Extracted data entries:
——

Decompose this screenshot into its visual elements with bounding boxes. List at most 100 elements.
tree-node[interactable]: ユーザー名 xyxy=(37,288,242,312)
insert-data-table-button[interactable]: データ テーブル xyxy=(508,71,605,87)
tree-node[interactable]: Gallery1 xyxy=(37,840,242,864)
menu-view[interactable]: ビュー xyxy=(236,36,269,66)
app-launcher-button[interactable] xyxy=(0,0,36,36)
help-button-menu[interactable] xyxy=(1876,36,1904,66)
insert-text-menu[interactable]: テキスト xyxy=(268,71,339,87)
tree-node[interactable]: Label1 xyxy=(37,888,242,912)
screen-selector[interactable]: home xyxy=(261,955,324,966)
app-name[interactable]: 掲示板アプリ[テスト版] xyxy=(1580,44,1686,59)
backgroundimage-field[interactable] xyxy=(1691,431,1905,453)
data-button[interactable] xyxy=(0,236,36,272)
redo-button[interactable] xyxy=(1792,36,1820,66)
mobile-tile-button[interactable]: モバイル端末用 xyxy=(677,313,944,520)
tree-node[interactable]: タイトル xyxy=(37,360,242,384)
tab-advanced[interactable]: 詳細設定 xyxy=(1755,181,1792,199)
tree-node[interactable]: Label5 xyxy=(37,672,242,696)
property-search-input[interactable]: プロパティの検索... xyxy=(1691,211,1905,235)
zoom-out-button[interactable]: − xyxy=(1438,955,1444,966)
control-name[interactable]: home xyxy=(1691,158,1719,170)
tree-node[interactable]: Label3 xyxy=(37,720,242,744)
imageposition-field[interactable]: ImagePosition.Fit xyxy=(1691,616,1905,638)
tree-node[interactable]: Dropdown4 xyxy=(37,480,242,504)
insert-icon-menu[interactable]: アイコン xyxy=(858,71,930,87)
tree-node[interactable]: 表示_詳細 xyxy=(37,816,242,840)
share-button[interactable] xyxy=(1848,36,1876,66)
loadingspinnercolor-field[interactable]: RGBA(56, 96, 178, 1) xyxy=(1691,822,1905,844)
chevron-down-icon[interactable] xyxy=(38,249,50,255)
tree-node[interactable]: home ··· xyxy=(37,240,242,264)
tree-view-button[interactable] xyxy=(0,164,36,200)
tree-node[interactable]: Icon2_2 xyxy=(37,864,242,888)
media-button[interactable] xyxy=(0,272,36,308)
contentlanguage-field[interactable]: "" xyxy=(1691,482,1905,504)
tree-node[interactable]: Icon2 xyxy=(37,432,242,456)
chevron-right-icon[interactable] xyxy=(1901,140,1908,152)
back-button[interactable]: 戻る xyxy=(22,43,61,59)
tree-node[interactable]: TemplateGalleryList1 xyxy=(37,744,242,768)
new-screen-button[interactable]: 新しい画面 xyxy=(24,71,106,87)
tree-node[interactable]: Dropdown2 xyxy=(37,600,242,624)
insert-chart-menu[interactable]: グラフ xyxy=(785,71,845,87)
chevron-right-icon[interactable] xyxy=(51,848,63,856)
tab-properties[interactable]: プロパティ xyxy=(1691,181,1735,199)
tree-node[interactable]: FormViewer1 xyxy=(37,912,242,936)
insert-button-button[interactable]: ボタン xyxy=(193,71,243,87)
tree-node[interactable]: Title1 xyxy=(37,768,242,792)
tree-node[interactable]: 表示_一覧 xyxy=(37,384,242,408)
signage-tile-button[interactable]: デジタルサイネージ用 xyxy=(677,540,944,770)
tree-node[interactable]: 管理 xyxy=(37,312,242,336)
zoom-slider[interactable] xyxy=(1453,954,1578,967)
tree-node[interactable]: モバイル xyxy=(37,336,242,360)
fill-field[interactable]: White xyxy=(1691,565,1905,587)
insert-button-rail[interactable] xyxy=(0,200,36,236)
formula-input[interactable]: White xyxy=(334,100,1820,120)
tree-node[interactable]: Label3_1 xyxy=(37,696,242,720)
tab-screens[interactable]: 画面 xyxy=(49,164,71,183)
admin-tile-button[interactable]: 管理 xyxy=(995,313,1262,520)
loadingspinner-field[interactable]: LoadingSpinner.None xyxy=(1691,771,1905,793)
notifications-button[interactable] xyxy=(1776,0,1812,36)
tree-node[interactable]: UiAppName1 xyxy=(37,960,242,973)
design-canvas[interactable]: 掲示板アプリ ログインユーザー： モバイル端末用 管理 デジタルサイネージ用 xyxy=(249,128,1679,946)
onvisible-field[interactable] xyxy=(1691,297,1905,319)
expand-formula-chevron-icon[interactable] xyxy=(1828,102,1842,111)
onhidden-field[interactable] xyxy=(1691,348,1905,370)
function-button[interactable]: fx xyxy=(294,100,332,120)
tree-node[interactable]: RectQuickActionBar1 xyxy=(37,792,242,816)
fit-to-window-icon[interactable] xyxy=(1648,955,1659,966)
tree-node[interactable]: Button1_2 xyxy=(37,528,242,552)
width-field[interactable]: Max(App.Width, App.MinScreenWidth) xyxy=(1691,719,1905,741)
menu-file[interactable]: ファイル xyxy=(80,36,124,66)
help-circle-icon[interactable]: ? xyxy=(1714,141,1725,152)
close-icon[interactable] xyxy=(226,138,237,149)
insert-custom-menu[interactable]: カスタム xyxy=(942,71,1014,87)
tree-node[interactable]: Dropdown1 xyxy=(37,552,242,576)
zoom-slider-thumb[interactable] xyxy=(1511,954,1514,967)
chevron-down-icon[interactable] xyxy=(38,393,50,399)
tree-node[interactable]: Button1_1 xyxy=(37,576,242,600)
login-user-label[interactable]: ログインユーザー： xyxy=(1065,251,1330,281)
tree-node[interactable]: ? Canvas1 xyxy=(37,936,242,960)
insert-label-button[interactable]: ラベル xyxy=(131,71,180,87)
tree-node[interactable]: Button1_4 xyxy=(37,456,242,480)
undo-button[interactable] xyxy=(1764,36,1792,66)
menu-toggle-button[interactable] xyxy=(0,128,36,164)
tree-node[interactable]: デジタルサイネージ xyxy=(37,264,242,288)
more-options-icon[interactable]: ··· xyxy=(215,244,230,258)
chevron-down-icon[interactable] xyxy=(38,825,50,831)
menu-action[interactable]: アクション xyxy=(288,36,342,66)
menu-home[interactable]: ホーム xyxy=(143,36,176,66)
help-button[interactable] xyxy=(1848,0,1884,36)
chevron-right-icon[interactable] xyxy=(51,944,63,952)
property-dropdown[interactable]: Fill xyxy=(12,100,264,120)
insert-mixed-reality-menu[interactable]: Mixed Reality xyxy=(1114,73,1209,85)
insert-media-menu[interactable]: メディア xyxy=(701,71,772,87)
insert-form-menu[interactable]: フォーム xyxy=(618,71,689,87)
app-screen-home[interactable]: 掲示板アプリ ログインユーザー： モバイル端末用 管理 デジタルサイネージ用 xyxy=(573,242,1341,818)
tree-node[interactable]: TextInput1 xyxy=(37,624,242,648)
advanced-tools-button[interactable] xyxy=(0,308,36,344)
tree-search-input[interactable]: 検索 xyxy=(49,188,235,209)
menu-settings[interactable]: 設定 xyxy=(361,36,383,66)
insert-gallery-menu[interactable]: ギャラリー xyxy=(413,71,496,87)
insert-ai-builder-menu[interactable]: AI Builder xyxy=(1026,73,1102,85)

——

What the task asks:
Retype the data above, from the start through the line that contains "app-launcher-button[interactable] xyxy=(0,0,36,36)", including that line.

Completed exercise:
Decompose this screenshot into its visual elements with bounding boxes. List at most 100 elements.
tree-node[interactable]: ユーザー名 xyxy=(37,288,242,312)
insert-data-table-button[interactable]: データ テーブル xyxy=(508,71,605,87)
tree-node[interactable]: Gallery1 xyxy=(37,840,242,864)
menu-view[interactable]: ビュー xyxy=(236,36,269,66)
app-launcher-button[interactable] xyxy=(0,0,36,36)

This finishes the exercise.